_TASK GOAL_
Extract all of the entries and give them again, word for word.

⁂

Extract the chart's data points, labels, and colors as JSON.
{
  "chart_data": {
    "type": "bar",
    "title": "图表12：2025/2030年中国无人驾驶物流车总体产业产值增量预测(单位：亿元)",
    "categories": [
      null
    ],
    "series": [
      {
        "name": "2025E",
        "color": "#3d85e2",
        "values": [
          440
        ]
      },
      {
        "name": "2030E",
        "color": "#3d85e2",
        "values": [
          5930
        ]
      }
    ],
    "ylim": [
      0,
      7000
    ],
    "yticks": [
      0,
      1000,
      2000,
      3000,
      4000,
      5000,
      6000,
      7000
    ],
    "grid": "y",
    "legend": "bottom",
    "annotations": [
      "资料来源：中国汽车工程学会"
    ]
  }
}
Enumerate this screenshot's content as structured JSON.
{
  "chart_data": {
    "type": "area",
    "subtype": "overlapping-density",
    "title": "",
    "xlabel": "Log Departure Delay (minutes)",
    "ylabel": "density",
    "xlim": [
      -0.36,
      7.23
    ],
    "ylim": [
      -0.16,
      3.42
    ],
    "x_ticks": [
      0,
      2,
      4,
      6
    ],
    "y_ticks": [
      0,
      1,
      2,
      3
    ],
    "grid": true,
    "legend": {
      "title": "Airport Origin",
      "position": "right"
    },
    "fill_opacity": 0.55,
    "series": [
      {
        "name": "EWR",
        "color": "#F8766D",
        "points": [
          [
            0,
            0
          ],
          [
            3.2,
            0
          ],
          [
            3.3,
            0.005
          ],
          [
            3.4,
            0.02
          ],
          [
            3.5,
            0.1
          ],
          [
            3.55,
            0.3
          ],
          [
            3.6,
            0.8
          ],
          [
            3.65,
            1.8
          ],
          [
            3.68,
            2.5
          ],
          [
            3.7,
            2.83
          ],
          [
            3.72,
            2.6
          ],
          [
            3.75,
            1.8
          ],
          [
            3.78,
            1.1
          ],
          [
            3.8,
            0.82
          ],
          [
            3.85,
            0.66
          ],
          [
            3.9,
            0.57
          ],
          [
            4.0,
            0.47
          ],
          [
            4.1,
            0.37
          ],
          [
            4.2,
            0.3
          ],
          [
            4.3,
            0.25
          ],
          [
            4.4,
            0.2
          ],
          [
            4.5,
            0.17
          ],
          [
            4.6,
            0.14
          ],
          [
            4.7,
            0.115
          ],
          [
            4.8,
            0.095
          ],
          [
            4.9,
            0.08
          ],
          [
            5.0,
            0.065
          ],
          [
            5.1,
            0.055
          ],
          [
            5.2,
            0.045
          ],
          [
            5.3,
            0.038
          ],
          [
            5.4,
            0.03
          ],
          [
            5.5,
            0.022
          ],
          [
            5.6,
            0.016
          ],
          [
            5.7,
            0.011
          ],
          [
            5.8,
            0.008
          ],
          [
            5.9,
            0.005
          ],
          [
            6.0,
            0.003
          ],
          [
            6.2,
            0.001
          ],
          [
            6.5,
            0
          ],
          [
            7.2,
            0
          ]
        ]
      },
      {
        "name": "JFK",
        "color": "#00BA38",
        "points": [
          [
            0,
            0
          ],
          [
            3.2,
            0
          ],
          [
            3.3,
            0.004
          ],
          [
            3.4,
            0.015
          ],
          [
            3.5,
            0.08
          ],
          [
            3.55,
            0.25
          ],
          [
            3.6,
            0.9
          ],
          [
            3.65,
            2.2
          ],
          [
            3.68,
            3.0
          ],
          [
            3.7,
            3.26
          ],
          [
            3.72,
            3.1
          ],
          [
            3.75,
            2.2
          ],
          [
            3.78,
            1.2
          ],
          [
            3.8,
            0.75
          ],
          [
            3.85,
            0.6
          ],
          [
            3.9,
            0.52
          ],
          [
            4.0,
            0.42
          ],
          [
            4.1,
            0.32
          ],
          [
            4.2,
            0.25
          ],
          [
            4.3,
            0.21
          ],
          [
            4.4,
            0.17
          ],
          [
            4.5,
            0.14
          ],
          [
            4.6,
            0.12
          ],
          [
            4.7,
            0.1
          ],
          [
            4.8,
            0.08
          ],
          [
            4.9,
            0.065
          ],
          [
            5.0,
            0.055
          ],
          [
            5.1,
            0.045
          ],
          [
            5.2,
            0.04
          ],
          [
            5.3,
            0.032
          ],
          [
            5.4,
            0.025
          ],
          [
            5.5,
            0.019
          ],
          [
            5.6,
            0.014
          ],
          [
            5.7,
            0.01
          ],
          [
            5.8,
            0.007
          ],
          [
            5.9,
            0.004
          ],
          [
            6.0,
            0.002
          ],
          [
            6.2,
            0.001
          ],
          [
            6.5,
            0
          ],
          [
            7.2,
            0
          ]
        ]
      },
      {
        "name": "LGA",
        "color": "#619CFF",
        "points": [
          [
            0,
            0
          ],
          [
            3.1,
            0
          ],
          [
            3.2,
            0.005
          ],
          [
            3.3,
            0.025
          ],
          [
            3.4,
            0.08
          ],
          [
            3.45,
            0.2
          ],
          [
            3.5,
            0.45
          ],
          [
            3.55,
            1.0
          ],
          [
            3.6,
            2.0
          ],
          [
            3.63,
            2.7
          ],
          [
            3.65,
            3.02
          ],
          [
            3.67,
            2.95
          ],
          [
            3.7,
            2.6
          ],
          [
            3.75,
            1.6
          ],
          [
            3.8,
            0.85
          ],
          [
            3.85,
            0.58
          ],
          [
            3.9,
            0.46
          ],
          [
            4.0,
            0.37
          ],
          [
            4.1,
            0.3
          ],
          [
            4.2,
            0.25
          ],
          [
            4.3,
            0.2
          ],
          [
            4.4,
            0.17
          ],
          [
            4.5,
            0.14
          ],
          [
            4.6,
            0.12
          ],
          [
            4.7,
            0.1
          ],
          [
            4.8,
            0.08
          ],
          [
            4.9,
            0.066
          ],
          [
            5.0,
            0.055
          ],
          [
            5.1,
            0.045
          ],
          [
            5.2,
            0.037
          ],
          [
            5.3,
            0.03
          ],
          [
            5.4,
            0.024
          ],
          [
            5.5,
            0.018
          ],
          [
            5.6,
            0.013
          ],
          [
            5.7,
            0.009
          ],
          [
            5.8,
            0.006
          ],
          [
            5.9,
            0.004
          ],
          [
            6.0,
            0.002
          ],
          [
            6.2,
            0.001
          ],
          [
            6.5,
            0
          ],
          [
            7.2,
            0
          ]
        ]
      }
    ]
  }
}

⁂

_IN RESPONSE_
Extract the chart's data points, labels, and colors as JSON.
{
  "chart_data": {
    "type": "bar",
    "title": "图表12：2025/2030年中国无人驾驶物流车总体产业产值增量预测(单位：亿元)",
    "categories": [
      null
    ],
    "series": [
      {
        "name": "2025E",
        "color": "#3d85e2",
        "values": [
          440
        ]
      },
      {
        "name": "2030E",
        "color": "#3d85e2",
        "values": [
          5930
        ]
      }
    ],
    "ylim": [
      0,
      7000
    ],
    "yticks": [
      0,
      1000,
      2000,
      3000,
      4000,
      5000,
      6000,
      7000
    ],
    "grid": "y",
    "legend": "bottom",
    "annotations": [
      "资料来源：中国汽车工程学会"
    ]
  }
}
Enumerate this screenshot's content as structured JSON.
{
  "chart_data": {
    "type": "area",
    "subtype": "overlapping-density",
    "title": "",
    "xlabel": "Log Departure Delay (minutes)",
    "ylabel": "density",
    "xlim": [
      -0.36,
      7.23
    ],
    "ylim": [
      -0.16,
      3.42
    ],
    "x_ticks": [
      0,
      2,
      4,
      6
    ],
    "y_ticks": [
      0,
      1,
      2,
      3
    ],
    "grid": true,
    "legend": {
      "title": "Airport Origin",
      "position": "right"
    },
    "fill_opacity": 0.55,
    "series": [
      {
        "name": "EWR",
        "color": "#F8766D",
        "points": [
          [
            0,
            0
          ],
          [
            3.2,
            0
          ],
          [
            3.3,
            0.005
          ],
          [
            3.4,
            0.02
          ],
          [
            3.5,
            0.1
          ],
          [
            3.55,
            0.3
          ],
          [
            3.6,
            0.8
          ],
          [
            3.65,
            1.8
          ],
          [
            3.68,
            2.5
          ],
          [
            3.7,
            2.83
          ],
          [
            3.72,
            2.6
          ],
          [
            3.75,
            1.8
          ],
          [
            3.78,
            1.1
          ],
          [
            3.8,
            0.82
          ],
          [
            3.85,
            0.66
          ],
          [
            3.9,
            0.57
          ],
          [
            4.0,
            0.47
          ],
          [
            4.1,
            0.37
          ],
          [
            4.2,
            0.3
          ],
          [
            4.3,
            0.25
          ],
          [
            4.4,
            0.2
          ],
          [
            4.5,
            0.17
          ],
          [
            4.6,
            0.14
          ],
          [
            4.7,
            0.115
          ],
          [
            4.8,
            0.095
          ],
          [
            4.9,
            0.08
          ],
          [
            5.0,
            0.065
          ],
          [
            5.1,
            0.055
          ],
          [
            5.2,
            0.045
          ],
          [
            5.3,
            0.038
          ],
          [
            5.4,
            0.03
          ],
          [
            5.5,
            0.022
          ],
          [
            5.6,
            0.016
          ],
          [
            5.7,
            0.011
          ],
          [
            5.8,
            0.008
          ],
          [
            5.9,
            0.005
          ],
          [
            6.0,
            0.003
          ],
          [
            6.2,
            0.001
          ],
          [
            6.5,
            0
          ],
          [
            7.2,
            0
          ]
        ]
      },
      {
        "name": "JFK",
        "color": "#00BA38",
        "points": [
          [
            0,
            0
          ],
          [
            3.2,
            0
          ],
          [
            3.3,
            0.004
          ],
          [
            3.4,
            0.015
          ],
          [
            3.5,
            0.08
          ],
          [
            3.55,
            0.25
          ],
          [
            3.6,
            0.9
          ],
          [
            3.65,
            2.2
          ],
          [
            3.68,
            3.0
          ],
          [
            3.7,
            3.26
          ],
          [
            3.72,
            3.1
          ],
          [
            3.75,
            2.2
          ],
          [
            3.78,
            1.2
          ],
          [
            3.8,
            0.75
          ],
          [
            3.85,
            0.6
          ],
          [
            3.9,
            0.52
          ],
          [
            4.0,
            0.42
          ],
          [
            4.1,
            0.32
          ],
          [
            4.2,
            0.25
          ],
          [
            4.3,
            0.21
          ],
          [
            4.4,
            0.17
          ],
          [
            4.5,
            0.14
          ],
          [
            4.6,
            0.12
          ],
          [
            4.7,
            0.1
          ],
          [
            4.8,
            0.08
          ],
          [
            4.9,
            0.065
          ],
          [
            5.0,
            0.055
          ],
          [
            5.1,
            0.045
          ],
          [
            5.2,
            0.04
          ],
          [
            5.3,
            0.032
          ],
          [
            5.4,
            0.025
          ],
          [
            5.5,
            0.019
          ],
          [
            5.6,
            0.014
          ],
          [
            5.7,
            0.01
          ],
          [
            5.8,
            0.007
          ],
          [
            5.9,
            0.004
          ],
          [
            6.0,
            0.002
          ],
          [
            6.2,
            0.001
          ],
          [
            6.5,
            0
          ],
          [
            7.2,
            0
          ]
        ]
      },
      {
        "name": "LGA",
        "color": "#619CFF",
        "points": [
          [
            0,
            0
          ],
          [
            3.1,
            0
          ],
          [
            3.2,
            0.005
          ],
          [
            3.3,
            0.025
          ],
          [
            3.4,
            0.08
          ],
          [
            3.45,
            0.2
          ],
          [
            3.5,
            0.45
          ],
          [
            3.55,
            1.0
          ],
          [
            3.6,
            2.0
          ],
          [
            3.63,
            2.7
          ],
          [
            3.65,
            3.02
          ],
          [
            3.67,
            2.95
          ],
          [
            3.7,
            2.6
          ],
          [
            3.75,
            1.6
          ],
          [
            3.8,
            0.85
          ],
          [
            3.85,
            0.58
          ],
          [
            3.9,
            0.46
          ],
          [
            4.0,
            0.37
          ],
          [
            4.1,
            0.3
          ],
          [
            4.2,
            0.25
          ],
          [
            4.3,
            0.2
          ],
          [
            4.4,
            0.17
          ],
          [
            4.5,
            0.14
          ],
          [
            4.6,
            0.12
          ],
          [
            4.7,
            0.1
          ],
          [
            4.8,
            0.08
          ],
          [
            4.9,
            0.066
          ],
          [
            5.0,
            0.055
          ],
          [
            5.1,
            0.045
          ],
          [
            5.2,
            0.037
          ],
          [
            5.3,
            0.03
          ],
          [
            5.4,
            0.024
          ],
          [
            5.5,
            0.018
          ],
          [
            5.6,
            0.013
          ],
          [
            5.7,
            0.009
          ],
          [
            5.8,
            0.006
          ],
          [
            5.9,
            0.004
          ],
          [
            6.0,
            0.002
          ],
          [
            6.2,
            0.001
          ],
          [
            6.5,
            0
          ],
          [
            7.2,
            0
          ]
        ]
      }
    ]
  }
}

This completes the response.